**Directions for this task:** Restate the full listing word for word and leave the pictures out.

Collected data entries
....................
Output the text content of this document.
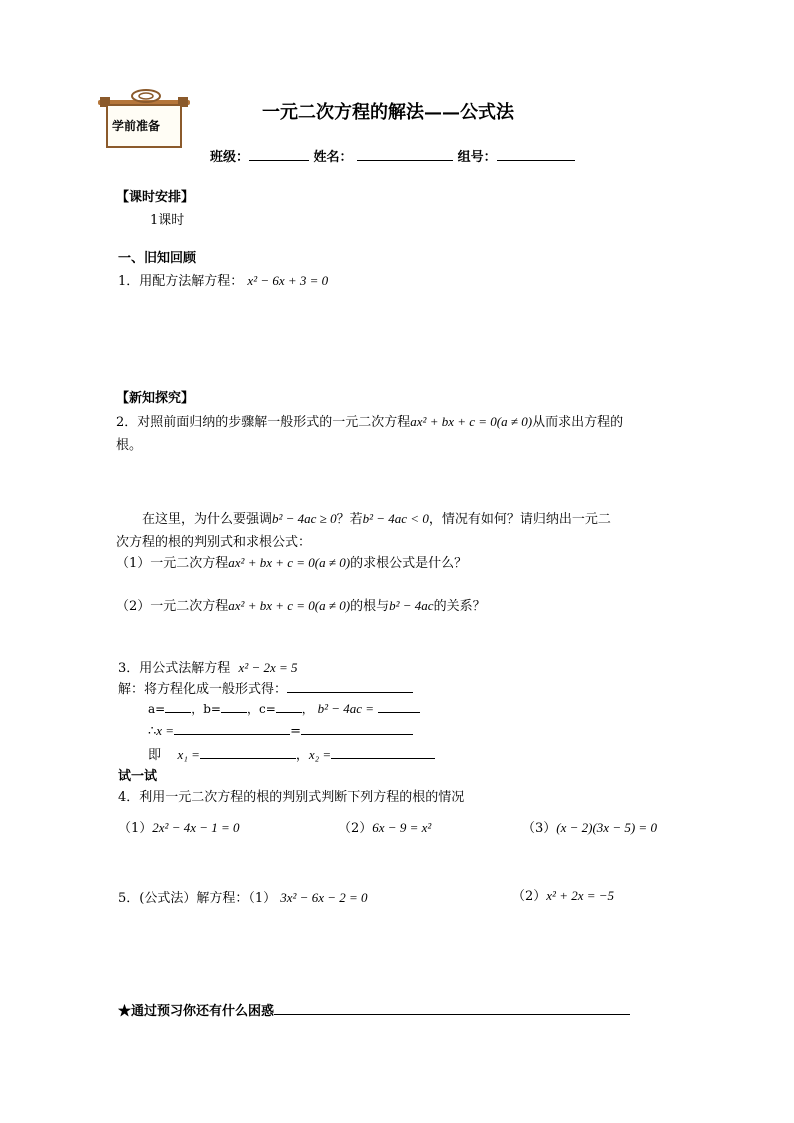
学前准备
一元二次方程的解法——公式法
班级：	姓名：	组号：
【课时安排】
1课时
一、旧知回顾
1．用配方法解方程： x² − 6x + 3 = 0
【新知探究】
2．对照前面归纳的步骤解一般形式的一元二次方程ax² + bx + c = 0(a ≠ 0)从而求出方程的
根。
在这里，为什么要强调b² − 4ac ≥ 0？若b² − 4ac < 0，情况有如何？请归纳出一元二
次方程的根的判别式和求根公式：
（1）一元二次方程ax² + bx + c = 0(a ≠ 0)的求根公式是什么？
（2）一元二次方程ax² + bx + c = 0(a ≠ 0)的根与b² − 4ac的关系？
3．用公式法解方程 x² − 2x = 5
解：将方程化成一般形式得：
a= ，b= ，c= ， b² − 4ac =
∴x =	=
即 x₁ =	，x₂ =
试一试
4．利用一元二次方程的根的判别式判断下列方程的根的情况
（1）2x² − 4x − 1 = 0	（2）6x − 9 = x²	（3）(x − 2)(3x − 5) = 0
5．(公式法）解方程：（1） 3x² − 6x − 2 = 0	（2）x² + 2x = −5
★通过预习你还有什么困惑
....................
**Written response:**
Output the text content of this document.
学前准备
一元二次方程的解法——公式法
班级：	姓名：	组号：
【课时安排】
1课时
一、旧知回顾
1．用配方法解方程： x² − 6x + 3 = 0
【新知探究】
2．对照前面归纳的步骤解一般形式的一元二次方程ax² + bx + c = 0(a ≠ 0)从而求出方程的
根。
在这里，为什么要强调b² − 4ac ≥ 0？若b² − 4ac < 0，情况有如何？请归纳出一元二
次方程的根的判别式和求根公式：
（1）一元二次方程ax² + bx + c = 0(a ≠ 0)的求根公式是什么？
（2）一元二次方程ax² + bx + c = 0(a ≠ 0)的根与b² − 4ac的关系？
3．用公式法解方程 x² − 2x = 5
解：将方程化成一般形式得：
a= ，b= ，c= ， b² − 4ac =
∴x =	=
即 x₁ =	，x₂ =
试一试
4．利用一元二次方程的根的判别式判断下列方程的根的情况
（1）2x² − 4x − 1 = 0	（2）6x − 9 = x²	（3）(x − 2)(3x − 5) = 0
5．(公式法）解方程：（1） 3x² − 6x − 2 = 0	（2）x² + 2x = −5
★通过预习你还有什么困惑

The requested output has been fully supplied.